Start of DATA FOR PROCESSING
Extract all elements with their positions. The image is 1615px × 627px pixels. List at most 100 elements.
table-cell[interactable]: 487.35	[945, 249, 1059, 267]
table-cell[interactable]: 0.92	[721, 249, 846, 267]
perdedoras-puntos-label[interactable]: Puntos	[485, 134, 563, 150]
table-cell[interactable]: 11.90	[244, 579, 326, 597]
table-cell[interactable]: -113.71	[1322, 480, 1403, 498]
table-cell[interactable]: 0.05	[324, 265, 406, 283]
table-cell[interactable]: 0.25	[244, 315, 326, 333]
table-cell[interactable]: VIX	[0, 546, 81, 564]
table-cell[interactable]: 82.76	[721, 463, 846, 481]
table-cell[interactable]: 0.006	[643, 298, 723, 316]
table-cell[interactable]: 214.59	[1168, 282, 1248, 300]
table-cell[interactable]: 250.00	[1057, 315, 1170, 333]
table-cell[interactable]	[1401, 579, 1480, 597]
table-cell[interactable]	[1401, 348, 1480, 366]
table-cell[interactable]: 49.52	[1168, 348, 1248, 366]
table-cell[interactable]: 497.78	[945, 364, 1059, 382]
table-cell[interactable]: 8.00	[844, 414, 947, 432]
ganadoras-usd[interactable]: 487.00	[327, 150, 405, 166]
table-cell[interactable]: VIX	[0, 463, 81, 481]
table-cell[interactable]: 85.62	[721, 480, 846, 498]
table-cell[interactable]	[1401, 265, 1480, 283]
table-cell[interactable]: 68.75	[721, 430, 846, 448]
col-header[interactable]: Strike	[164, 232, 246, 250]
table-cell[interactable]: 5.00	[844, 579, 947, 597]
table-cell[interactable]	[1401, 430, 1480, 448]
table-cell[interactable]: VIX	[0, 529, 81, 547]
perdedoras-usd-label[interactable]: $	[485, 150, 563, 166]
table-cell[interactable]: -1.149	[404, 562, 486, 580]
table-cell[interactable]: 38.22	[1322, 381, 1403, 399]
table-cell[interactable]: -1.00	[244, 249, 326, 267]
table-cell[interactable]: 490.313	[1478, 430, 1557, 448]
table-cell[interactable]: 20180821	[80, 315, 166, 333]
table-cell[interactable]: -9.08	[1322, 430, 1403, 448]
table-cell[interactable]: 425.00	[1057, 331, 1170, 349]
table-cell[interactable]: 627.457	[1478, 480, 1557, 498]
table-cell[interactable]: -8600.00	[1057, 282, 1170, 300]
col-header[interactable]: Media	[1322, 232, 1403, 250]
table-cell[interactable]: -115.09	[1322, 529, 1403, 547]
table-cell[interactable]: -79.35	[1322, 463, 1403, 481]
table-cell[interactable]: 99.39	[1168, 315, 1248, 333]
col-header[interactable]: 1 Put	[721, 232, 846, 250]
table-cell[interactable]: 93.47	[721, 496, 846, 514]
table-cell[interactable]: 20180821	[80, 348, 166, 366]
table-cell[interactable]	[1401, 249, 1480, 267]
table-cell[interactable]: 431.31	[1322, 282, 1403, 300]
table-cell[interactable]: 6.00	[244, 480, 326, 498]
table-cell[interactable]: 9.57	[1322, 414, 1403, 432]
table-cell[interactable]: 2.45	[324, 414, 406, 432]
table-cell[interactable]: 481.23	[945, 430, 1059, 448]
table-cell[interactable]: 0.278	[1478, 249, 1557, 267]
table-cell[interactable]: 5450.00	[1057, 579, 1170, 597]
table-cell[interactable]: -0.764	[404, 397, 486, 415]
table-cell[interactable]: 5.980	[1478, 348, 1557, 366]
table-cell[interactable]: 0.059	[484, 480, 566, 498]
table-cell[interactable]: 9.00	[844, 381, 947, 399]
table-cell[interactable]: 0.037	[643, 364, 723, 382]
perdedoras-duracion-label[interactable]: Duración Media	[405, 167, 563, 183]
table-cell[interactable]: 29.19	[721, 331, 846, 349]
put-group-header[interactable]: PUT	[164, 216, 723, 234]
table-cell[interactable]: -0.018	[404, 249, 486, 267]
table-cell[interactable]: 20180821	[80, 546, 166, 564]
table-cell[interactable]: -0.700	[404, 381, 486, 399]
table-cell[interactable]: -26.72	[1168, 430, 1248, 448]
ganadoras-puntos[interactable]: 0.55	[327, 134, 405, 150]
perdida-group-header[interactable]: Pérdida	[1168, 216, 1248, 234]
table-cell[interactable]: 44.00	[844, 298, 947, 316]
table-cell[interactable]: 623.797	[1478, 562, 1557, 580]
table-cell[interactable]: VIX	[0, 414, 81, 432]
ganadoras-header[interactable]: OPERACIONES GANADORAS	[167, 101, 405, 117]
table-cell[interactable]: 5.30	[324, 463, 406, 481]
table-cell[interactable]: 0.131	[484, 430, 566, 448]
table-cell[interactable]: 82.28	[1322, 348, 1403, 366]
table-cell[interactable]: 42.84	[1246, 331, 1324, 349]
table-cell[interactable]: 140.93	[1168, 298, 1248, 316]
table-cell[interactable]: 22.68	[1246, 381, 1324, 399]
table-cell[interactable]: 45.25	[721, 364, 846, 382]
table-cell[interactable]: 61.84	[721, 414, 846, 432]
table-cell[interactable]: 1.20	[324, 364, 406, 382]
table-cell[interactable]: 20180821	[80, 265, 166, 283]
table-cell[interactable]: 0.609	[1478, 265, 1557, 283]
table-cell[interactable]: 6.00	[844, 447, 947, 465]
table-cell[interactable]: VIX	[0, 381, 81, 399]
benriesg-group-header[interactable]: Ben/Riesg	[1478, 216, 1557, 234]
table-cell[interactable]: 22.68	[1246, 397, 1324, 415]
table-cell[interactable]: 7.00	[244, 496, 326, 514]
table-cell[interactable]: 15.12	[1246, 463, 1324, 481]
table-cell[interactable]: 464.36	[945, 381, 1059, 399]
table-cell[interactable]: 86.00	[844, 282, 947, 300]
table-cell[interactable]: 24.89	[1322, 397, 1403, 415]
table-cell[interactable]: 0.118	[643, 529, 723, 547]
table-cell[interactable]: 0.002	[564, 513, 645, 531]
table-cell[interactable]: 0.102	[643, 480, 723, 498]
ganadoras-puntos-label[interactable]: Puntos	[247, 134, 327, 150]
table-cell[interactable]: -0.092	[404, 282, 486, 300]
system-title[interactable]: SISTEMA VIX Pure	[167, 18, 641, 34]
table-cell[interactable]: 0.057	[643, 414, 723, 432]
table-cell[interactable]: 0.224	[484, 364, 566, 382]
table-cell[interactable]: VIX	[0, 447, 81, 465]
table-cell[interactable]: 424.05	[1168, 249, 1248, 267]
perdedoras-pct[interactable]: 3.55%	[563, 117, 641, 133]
End of DATA FOR PROCESSING
> EXERCISE REQUIREMENTS
Reproduce the records word for word, starting at their first line and ending after the line that contains "463, 846, 481]", including both of those lines.

> EXPECTED OUTPUT
Extract all elements with their positions. The image is 1615px × 627px pixels. List at most 100 elements.
table-cell[interactable]: 487.35	[945, 249, 1059, 267]
table-cell[interactable]: 0.92	[721, 249, 846, 267]
perdedoras-puntos-label[interactable]: Puntos	[485, 134, 563, 150]
table-cell[interactable]: 11.90	[244, 579, 326, 597]
table-cell[interactable]: -113.71	[1322, 480, 1403, 498]
table-cell[interactable]: 0.05	[324, 265, 406, 283]
table-cell[interactable]: 0.25	[244, 315, 326, 333]
table-cell[interactable]: VIX	[0, 546, 81, 564]
table-cell[interactable]: 82.76	[721, 463, 846, 481]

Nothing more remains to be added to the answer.